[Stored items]
* START *

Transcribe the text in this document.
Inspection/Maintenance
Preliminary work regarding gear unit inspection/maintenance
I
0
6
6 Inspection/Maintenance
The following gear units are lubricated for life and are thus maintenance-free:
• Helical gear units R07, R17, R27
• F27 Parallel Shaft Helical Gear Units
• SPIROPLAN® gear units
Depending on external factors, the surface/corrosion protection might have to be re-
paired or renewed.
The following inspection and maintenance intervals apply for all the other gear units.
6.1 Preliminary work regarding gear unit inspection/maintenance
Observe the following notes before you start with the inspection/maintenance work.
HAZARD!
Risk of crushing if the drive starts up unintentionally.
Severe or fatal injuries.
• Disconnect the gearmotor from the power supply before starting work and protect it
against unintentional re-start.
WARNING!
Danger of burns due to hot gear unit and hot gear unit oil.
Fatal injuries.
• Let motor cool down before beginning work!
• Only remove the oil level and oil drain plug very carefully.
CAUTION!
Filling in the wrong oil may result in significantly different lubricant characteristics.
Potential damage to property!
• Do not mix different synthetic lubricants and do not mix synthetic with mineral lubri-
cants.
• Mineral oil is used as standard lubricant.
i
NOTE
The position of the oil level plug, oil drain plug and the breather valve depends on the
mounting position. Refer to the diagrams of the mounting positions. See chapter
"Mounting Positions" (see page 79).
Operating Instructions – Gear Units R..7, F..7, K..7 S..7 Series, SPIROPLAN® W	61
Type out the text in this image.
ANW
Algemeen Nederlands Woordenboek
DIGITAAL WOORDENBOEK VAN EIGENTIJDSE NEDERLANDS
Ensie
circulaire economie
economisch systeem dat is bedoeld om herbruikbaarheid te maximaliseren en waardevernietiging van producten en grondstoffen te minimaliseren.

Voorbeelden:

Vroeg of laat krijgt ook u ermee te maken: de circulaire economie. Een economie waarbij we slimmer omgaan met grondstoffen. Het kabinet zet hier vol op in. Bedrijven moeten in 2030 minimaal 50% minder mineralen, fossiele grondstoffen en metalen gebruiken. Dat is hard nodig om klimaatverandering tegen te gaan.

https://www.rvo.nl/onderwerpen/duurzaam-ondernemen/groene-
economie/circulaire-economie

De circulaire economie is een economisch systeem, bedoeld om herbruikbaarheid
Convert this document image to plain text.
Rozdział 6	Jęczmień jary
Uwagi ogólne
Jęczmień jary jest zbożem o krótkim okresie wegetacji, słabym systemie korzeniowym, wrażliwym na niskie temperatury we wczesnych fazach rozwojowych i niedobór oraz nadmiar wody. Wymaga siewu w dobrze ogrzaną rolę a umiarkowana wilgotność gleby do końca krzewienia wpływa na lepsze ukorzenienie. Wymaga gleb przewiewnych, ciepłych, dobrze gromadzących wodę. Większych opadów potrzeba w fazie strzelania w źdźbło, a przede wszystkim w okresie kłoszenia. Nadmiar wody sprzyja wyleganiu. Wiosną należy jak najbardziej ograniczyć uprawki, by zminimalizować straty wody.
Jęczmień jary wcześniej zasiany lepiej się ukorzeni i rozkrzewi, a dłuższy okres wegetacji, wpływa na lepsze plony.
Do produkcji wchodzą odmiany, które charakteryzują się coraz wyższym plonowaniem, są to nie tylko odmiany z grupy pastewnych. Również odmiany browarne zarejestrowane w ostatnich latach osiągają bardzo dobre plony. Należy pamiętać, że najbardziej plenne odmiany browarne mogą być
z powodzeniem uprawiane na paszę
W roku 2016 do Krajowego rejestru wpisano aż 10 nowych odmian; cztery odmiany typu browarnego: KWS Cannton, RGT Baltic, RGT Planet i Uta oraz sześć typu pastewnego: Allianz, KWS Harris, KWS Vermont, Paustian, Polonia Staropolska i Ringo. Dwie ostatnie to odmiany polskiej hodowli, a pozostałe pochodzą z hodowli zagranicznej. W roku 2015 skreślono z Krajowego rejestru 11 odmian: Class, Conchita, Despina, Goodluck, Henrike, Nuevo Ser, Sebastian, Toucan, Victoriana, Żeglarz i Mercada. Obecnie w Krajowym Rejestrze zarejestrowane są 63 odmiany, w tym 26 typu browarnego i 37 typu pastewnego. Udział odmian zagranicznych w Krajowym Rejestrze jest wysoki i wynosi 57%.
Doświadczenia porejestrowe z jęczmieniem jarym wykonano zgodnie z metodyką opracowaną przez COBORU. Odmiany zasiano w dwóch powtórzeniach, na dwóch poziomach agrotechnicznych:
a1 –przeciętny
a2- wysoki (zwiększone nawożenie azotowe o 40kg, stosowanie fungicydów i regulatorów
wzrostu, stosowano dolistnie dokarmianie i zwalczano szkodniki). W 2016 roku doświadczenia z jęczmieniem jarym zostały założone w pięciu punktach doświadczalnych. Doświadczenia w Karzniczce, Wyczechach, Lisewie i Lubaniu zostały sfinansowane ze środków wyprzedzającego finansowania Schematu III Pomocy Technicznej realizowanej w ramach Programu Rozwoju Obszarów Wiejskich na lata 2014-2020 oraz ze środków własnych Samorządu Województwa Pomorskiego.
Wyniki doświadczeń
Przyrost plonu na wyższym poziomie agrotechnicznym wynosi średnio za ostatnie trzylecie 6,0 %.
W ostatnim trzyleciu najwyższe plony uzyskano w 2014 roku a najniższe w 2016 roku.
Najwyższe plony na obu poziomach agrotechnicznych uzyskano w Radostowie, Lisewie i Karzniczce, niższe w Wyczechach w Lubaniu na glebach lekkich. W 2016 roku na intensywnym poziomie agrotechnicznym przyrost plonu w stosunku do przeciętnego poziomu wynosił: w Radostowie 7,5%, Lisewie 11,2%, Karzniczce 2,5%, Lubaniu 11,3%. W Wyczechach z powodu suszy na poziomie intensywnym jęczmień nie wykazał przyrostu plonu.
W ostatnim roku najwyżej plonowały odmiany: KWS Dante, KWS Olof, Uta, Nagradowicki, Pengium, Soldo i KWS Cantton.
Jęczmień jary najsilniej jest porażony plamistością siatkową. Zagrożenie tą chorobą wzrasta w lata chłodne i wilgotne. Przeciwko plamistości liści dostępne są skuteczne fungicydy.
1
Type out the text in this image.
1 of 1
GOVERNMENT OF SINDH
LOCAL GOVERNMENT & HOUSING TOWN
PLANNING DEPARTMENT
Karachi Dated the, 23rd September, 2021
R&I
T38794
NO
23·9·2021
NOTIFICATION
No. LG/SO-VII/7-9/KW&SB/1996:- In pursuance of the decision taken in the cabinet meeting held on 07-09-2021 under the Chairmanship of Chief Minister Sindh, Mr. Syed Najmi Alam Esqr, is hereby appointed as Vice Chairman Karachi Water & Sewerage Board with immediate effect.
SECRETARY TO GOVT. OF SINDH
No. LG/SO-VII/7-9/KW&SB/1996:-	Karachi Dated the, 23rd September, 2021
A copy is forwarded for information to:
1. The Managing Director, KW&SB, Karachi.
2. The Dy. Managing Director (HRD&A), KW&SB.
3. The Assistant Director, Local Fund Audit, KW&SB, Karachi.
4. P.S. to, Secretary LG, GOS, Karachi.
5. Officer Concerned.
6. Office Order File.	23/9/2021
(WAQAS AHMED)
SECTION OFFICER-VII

* END *

**Job**
What do the records say? Quote them all exactly.

**Right answer**
Transcribe the text in this document.
Inspection/Maintenance
Preliminary work regarding gear unit inspection/maintenance
I
0
6
6 Inspection/Maintenance
The following gear units are lubricated for life and are thus maintenance-free:
• Helical gear units R07, R17, R27
• F27 Parallel Shaft Helical Gear Units
• SPIROPLAN® gear units
Depending on external factors, the surface/corrosion protection might have to be re-
paired or renewed.
The following inspection and maintenance intervals apply for all the other gear units.
6.1 Preliminary work regarding gear unit inspection/maintenance
Observe the following notes before you start with the inspection/maintenance work.
HAZARD!
Risk of crushing if the drive starts up unintentionally.
Severe or fatal injuries.
• Disconnect the gearmotor from the power supply before starting work and protect it
against unintentional re-start.
WARNING!
Danger of burns due to hot gear unit and hot gear unit oil.
Fatal injuries.
• Let motor cool down before beginning work!
• Only remove the oil level and oil drain plug very carefully.
CAUTION!
Filling in the wrong oil may result in significantly different lubricant characteristics.
Potential damage to property!
• Do not mix different synthetic lubricants and do not mix synthetic with mineral lubri-
cants.
• Mineral oil is used as standard lubricant.
i
NOTE
The position of the oil level plug, oil drain plug and the breather valve depends on the
mounting position. Refer to the diagrams of the mounting positions. See chapter
"Mounting Positions" (see page 79).
Operating Instructions – Gear Units R..7, F..7, K..7 S..7 Series, SPIROPLAN® W	61
Type out the text in this image.
ANW
Algemeen Nederlands Woordenboek
DIGITAAL WOORDENBOEK VAN EIGENTIJDSE NEDERLANDS
Ensie
circulaire economie
economisch systeem dat is bedoeld om herbruikbaarheid te maximaliseren en waardevernietiging van producten en grondstoffen te minimaliseren.

Voorbeelden:

Vroeg of laat krijgt ook u ermee te maken: de circulaire economie. Een economie waarbij we slimmer omgaan met grondstoffen. Het kabinet zet hier vol op in. Bedrijven moeten in 2030 minimaal 50% minder mineralen, fossiele grondstoffen en metalen gebruiken. Dat is hard nodig om klimaatverandering tegen te gaan.

https://www.rvo.nl/onderwerpen/duurzaam-ondernemen/groene-
economie/circulaire-economie

De circulaire economie is een economisch systeem, bedoeld om herbruikbaarheid
Convert this document image to plain text.
Rozdział 6	Jęczmień jary
Uwagi ogólne
Jęczmień jary jest zbożem o krótkim okresie wegetacji, słabym systemie korzeniowym, wrażliwym na niskie temperatury we wczesnych fazach rozwojowych i niedobór oraz nadmiar wody. Wymaga siewu w dobrze ogrzaną rolę a umiarkowana wilgotność gleby do końca krzewienia wpływa na lepsze ukorzenienie. Wymaga gleb przewiewnych, ciepłych, dobrze gromadzących wodę. Większych opadów potrzeba w fazie strzelania w źdźbło, a przede wszystkim w okresie kłoszenia. Nadmiar wody sprzyja wyleganiu. Wiosną należy jak najbardziej ograniczyć uprawki, by zminimalizować straty wody.
Jęczmień jary wcześniej zasiany lepiej się ukorzeni i rozkrzewi, a dłuższy okres wegetacji, wpływa na lepsze plony.
Do produkcji wchodzą odmiany, które charakteryzują się coraz wyższym plonowaniem, są to nie tylko odmiany z grupy pastewnych. Również odmiany browarne zarejestrowane w ostatnich latach osiągają bardzo dobre plony. Należy pamiętać, że najbardziej plenne odmiany browarne mogą być
z powodzeniem uprawiane na paszę
W roku 2016 do Krajowego rejestru wpisano aż 10 nowych odmian; cztery odmiany typu browarnego: KWS Cannton, RGT Baltic, RGT Planet i Uta oraz sześć typu pastewnego: Allianz, KWS Harris, KWS Vermont, Paustian, Polonia Staropolska i Ringo. Dwie ostatnie to odmiany polskiej hodowli, a pozostałe pochodzą z hodowli zagranicznej. W roku 2015 skreślono z Krajowego rejestru 11 odmian: Class, Conchita, Despina, Goodluck, Henrike, Nuevo Ser, Sebastian, Toucan, Victoriana, Żeglarz i Mercada. Obecnie w Krajowym Rejestrze zarejestrowane są 63 odmiany, w tym 26 typu browarnego i 37 typu pastewnego. Udział odmian zagranicznych w Krajowym Rejestrze jest wysoki i wynosi 57%.
Doświadczenia porejestrowe z jęczmieniem jarym wykonano zgodnie z metodyką opracowaną przez COBORU. Odmiany zasiano w dwóch powtórzeniach, na dwóch poziomach agrotechnicznych:
a1 –przeciętny
a2- wysoki (zwiększone nawożenie azotowe o 40kg, stosowanie fungicydów i regulatorów
wzrostu, stosowano dolistnie dokarmianie i zwalczano szkodniki). W 2016 roku doświadczenia z jęczmieniem jarym zostały założone w pięciu punktach doświadczalnych. Doświadczenia w Karzniczce, Wyczechach, Lisewie i Lubaniu zostały sfinansowane ze środków wyprzedzającego finansowania Schematu III Pomocy Technicznej realizowanej w ramach Programu Rozwoju Obszarów Wiejskich na lata 2014-2020 oraz ze środków własnych Samorządu Województwa Pomorskiego.
Wyniki doświadczeń
Przyrost plonu na wyższym poziomie agrotechnicznym wynosi średnio za ostatnie trzylecie 6,0 %.
W ostatnim trzyleciu najwyższe plony uzyskano w 2014 roku a najniższe w 2016 roku.
Najwyższe plony na obu poziomach agrotechnicznych uzyskano w Radostowie, Lisewie i Karzniczce, niższe w Wyczechach w Lubaniu na glebach lekkich. W 2016 roku na intensywnym poziomie agrotechnicznym przyrost plonu w stosunku do przeciętnego poziomu wynosił: w Radostowie 7,5%, Lisewie 11,2%, Karzniczce 2,5%, Lubaniu 11,3%. W Wyczechach z powodu suszy na poziomie intensywnym jęczmień nie wykazał przyrostu plonu.
W ostatnim roku najwyżej plonowały odmiany: KWS Dante, KWS Olof, Uta, Nagradowicki, Pengium, Soldo i KWS Cantton.
Jęczmień jary najsilniej jest porażony plamistością siatkową. Zagrożenie tą chorobą wzrasta w lata chłodne i wilgotne. Przeciwko plamistości liści dostępne są skuteczne fungicydy.
1
Type out the text in this image.
1 of 1
GOVERNMENT OF SINDH
LOCAL GOVERNMENT & HOUSING TOWN
PLANNING DEPARTMENT
Karachi Dated the, 23rd September, 2021
R&I
T38794
NO
23·9·2021
NOTIFICATION
No. LG/SO-VII/7-9/KW&SB/1996:- In pursuance of the decision taken in the cabinet meeting held on 07-09-2021 under the Chairmanship of Chief Minister Sindh, Mr. Syed Najmi Alam Esqr, is hereby appointed as Vice Chairman Karachi Water & Sewerage Board with immediate effect.
SECRETARY TO GOVT. OF SINDH
No. LG/SO-VII/7-9/KW&SB/1996:-	Karachi Dated the, 23rd September, 2021
A copy is forwarded for information to:
1. The Managing Director, KW&SB, Karachi.
2. The Dy. Managing Director (HRD&A), KW&SB.
3. The Assistant Director, Local Fund Audit, KW&SB, Karachi.
4. P.S. to, Secretary LG, GOS, Karachi.
5. Officer Concerned.
6. Office Order File.	23/9/2021
(WAQAS AHMED)
SECTION OFFICER-VII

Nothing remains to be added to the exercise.